§ **Provided entries**:

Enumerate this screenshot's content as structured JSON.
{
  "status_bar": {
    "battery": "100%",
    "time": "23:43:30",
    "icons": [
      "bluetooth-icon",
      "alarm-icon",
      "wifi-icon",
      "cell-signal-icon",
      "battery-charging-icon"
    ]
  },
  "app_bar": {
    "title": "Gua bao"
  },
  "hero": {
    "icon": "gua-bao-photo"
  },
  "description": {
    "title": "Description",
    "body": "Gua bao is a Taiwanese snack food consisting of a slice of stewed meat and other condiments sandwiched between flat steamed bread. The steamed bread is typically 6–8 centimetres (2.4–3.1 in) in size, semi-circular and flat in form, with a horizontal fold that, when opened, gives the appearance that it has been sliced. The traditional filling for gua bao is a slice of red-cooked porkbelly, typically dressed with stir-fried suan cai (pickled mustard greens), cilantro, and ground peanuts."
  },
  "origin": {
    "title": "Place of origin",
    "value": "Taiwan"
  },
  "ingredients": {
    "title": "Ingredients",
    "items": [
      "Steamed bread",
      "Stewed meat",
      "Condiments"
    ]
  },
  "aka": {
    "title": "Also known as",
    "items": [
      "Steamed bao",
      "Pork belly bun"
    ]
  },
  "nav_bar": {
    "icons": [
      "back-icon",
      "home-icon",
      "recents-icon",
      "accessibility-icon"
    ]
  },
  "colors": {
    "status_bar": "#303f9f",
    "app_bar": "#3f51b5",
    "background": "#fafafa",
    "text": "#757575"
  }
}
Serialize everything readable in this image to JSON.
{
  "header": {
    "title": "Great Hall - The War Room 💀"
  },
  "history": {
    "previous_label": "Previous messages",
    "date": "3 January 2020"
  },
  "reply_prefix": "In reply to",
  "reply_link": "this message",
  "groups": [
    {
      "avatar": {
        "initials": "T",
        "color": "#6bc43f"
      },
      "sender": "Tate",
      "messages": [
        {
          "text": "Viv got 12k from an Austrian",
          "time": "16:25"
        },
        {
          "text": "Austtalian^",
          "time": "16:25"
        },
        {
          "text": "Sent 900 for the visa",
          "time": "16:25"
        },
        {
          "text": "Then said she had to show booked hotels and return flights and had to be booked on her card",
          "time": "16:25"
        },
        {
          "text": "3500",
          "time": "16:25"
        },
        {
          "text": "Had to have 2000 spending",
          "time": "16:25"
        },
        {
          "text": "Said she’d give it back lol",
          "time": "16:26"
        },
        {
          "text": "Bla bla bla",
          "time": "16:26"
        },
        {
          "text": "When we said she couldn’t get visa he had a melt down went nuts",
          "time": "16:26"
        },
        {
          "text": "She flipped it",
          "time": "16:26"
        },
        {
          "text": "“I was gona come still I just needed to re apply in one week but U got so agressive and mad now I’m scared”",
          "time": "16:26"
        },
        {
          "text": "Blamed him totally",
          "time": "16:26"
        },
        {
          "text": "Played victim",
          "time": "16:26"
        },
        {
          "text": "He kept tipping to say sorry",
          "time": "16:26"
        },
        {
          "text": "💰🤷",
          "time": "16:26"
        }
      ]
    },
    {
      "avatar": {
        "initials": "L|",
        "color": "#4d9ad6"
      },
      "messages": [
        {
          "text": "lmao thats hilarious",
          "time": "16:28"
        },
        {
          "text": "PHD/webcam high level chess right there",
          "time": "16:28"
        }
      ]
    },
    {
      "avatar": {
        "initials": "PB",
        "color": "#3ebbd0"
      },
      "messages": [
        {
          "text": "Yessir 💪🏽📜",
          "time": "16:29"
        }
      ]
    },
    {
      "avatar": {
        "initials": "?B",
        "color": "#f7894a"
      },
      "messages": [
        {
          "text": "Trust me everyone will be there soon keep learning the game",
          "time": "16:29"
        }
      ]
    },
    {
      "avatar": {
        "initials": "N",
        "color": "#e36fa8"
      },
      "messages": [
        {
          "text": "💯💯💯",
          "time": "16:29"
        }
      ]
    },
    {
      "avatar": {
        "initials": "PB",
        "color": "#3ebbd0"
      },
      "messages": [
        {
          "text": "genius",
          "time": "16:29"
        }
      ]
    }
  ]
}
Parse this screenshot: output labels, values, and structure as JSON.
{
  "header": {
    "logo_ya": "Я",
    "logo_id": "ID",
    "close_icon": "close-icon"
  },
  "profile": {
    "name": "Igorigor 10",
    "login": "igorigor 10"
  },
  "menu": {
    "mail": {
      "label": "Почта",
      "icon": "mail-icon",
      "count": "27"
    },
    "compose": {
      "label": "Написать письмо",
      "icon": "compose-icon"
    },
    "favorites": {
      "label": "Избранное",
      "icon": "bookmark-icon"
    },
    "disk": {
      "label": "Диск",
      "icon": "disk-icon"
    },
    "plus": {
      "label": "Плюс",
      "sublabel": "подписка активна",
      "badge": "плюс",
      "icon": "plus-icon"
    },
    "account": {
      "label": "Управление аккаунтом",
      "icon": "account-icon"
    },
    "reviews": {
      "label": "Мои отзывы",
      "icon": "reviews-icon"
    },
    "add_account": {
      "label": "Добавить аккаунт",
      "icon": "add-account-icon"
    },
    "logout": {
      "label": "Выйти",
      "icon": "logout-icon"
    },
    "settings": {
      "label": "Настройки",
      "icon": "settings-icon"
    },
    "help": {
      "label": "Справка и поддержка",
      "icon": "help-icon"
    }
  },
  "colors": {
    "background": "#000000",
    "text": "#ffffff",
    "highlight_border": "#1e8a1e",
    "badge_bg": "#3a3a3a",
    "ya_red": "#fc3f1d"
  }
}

§ **Exercise task**: Locate the string "title" in the listing above and copy every line where it occurs.

§ **Expected output**:
    "title": "Gua bao"
    "title": "Description",
    "title": "Place of origin",
    "title": "Ingredients",
    "title": "Also known as",
    "title": "Great Hall - The War Room 💀"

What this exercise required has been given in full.